STATED PROBLEM
Return the lines below that carry the word "Administration".
# Start of RECORDS FOR THIS TASK
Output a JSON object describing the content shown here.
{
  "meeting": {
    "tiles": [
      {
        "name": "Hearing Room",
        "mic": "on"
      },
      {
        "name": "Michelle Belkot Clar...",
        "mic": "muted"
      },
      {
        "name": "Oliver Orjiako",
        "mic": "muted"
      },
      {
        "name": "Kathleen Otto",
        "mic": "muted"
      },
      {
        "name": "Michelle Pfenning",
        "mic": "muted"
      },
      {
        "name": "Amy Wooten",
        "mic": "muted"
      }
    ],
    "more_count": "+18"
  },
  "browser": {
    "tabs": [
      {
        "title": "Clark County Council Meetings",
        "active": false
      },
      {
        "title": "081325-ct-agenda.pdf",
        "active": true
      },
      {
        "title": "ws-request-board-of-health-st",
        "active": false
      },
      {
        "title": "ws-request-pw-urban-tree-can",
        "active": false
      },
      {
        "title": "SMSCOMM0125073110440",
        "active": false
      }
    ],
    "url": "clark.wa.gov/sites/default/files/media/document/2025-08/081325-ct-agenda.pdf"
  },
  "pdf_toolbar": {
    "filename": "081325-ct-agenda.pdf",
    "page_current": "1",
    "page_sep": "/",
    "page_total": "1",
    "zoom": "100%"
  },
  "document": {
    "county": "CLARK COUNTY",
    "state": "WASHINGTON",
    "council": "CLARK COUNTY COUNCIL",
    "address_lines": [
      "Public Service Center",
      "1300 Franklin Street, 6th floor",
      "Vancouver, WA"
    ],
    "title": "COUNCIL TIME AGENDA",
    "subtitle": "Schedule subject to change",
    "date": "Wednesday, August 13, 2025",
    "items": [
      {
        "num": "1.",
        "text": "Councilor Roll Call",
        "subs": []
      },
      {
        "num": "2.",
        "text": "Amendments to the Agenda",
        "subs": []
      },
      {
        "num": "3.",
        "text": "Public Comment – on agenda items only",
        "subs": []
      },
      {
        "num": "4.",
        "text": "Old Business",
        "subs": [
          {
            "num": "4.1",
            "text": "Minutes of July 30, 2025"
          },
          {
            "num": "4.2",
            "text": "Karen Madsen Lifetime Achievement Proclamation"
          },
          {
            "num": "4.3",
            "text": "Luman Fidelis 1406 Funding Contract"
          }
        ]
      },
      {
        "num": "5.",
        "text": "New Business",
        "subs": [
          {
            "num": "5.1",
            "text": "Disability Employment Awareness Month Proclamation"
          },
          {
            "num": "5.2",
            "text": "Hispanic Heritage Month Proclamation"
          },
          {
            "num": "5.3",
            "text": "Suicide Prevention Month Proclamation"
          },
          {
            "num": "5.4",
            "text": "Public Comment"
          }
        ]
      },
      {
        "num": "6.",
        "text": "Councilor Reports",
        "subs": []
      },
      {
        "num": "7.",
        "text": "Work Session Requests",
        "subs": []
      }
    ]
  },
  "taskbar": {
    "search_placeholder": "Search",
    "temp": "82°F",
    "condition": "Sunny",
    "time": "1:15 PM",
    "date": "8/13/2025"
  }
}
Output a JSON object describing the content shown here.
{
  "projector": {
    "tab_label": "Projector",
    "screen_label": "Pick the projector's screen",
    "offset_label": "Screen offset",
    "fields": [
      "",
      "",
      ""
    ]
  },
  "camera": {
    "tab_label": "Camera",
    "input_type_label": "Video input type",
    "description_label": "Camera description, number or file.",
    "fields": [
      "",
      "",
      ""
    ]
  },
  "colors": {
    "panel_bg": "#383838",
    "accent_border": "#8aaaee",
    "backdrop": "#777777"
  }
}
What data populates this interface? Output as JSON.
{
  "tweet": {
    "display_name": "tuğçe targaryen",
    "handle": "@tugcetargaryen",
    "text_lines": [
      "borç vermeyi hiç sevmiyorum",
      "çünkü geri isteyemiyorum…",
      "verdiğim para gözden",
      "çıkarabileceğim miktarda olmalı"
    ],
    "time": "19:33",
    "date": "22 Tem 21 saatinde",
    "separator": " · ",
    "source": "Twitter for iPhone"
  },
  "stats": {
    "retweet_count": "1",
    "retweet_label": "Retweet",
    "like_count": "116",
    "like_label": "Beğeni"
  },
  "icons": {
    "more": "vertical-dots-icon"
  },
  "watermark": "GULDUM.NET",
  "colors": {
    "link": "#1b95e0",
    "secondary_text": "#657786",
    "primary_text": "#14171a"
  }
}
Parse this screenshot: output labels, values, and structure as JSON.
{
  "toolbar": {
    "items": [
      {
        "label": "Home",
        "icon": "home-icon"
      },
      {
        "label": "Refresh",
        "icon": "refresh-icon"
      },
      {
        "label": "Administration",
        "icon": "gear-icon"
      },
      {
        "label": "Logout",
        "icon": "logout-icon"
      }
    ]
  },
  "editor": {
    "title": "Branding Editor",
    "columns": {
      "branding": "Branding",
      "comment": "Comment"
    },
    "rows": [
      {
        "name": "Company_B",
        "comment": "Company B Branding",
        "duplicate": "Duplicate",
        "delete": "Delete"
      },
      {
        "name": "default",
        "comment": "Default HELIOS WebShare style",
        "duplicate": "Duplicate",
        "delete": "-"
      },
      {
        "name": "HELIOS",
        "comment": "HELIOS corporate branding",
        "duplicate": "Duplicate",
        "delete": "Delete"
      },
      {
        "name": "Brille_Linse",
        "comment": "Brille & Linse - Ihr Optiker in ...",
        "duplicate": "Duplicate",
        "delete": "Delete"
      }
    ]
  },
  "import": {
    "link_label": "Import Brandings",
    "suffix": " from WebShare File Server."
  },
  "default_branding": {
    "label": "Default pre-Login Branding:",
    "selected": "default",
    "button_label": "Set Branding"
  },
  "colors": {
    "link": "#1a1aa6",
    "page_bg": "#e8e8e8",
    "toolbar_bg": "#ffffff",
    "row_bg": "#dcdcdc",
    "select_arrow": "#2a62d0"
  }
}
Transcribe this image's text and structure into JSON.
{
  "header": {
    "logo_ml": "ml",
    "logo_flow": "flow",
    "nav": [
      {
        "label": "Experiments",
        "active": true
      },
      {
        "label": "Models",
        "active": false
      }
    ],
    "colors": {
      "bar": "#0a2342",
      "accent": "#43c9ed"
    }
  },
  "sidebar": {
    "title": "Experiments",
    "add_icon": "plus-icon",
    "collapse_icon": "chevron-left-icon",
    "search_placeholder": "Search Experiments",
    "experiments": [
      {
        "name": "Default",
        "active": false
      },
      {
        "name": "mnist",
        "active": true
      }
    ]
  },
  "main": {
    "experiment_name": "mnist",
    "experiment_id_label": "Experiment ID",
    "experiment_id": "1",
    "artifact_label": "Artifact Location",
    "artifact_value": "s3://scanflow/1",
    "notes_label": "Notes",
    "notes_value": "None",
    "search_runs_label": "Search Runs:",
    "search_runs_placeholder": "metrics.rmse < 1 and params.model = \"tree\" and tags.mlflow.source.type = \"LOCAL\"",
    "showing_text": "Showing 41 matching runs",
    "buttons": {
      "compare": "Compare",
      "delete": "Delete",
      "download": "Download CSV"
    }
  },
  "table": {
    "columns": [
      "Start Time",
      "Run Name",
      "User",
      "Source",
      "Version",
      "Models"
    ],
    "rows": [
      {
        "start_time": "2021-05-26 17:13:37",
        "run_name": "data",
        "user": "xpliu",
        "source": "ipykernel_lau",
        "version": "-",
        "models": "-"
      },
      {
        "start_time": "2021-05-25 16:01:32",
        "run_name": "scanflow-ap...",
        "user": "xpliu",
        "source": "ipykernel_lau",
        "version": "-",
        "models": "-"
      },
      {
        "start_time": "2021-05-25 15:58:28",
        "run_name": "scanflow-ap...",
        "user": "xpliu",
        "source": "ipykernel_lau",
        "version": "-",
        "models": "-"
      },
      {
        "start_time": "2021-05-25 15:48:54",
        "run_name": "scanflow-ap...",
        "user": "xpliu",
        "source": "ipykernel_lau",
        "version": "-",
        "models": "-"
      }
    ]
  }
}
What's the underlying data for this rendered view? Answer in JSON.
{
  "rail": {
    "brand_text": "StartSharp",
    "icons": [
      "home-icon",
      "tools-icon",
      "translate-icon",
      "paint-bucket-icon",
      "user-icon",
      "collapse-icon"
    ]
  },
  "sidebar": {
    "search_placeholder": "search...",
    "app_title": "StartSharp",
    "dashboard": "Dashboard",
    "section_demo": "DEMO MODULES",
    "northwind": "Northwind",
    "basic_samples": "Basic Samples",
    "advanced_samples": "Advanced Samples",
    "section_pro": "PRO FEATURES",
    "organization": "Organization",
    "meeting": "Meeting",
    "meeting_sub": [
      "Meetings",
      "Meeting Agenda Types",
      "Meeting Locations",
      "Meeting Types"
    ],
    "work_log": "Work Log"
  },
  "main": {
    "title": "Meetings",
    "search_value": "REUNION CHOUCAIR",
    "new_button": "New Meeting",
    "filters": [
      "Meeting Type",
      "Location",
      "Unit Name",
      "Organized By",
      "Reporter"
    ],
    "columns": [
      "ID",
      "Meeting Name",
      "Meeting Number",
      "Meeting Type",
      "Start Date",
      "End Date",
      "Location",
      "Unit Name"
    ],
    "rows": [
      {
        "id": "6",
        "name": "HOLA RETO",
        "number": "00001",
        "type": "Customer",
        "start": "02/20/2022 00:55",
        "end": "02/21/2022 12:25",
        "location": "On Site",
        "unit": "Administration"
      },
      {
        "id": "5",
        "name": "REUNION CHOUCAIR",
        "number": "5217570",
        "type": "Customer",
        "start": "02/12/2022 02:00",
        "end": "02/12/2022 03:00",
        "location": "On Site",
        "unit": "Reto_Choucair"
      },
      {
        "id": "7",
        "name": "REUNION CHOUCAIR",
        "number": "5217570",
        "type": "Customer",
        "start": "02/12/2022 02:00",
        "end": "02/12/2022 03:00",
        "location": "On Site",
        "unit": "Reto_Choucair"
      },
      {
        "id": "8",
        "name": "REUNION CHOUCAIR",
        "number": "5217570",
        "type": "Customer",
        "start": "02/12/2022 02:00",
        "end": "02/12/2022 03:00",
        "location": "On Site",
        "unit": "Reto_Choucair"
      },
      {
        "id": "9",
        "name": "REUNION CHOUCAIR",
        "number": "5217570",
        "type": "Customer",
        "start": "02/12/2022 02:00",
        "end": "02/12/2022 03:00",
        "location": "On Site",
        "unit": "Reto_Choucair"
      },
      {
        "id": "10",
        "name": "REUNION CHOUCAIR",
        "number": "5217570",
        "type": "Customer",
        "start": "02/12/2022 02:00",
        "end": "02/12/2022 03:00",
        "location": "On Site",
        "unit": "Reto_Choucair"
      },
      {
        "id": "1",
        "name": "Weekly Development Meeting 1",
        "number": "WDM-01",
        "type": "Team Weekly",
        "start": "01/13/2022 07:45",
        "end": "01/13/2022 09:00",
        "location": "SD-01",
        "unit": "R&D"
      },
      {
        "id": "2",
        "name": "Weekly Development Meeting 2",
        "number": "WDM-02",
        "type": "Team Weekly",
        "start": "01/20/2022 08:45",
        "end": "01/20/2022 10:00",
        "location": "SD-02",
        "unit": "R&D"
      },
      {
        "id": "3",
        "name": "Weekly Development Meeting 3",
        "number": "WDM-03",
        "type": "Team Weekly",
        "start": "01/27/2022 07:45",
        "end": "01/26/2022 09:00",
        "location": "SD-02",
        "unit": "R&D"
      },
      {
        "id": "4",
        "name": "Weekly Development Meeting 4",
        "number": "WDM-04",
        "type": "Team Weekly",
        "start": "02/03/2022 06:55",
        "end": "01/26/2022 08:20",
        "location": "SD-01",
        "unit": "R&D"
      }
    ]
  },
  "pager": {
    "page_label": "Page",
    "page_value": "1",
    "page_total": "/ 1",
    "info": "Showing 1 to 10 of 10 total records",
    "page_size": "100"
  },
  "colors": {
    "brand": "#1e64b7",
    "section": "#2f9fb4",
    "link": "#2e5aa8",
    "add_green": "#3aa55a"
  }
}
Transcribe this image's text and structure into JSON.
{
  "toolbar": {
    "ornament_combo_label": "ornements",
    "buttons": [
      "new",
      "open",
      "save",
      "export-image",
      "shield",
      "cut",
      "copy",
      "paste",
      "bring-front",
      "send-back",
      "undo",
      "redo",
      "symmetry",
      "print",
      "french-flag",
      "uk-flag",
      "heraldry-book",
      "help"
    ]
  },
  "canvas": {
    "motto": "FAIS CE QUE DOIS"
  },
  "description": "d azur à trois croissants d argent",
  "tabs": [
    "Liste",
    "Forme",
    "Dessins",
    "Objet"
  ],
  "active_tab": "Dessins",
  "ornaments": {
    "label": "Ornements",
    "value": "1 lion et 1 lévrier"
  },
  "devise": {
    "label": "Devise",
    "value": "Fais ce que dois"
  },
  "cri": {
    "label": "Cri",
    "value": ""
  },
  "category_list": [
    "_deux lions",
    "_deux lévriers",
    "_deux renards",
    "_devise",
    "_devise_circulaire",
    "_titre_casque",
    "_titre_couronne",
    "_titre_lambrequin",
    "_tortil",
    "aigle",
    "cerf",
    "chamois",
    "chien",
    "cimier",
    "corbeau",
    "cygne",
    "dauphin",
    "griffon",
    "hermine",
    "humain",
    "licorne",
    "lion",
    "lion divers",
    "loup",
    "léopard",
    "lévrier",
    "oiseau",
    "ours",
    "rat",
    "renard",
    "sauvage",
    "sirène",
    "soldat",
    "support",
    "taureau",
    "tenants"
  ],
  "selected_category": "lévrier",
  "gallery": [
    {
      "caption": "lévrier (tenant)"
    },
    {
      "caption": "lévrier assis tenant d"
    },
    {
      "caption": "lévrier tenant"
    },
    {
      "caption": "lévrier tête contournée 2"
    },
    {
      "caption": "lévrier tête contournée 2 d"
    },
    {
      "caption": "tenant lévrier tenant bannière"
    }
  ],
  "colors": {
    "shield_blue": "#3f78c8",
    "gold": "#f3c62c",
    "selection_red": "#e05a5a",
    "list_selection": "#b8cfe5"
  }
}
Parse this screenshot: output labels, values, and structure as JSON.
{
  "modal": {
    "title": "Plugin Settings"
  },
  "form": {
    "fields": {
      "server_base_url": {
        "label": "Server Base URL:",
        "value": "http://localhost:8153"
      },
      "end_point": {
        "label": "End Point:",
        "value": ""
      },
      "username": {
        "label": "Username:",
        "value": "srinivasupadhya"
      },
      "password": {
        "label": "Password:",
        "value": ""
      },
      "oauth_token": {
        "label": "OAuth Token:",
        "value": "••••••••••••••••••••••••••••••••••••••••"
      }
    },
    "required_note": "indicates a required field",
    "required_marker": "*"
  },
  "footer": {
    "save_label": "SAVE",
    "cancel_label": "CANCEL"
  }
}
# End of RECORDS FOR THIS TASK
EXPECTED ANSWER
        "label": "Administration",
        "unit": "Administration"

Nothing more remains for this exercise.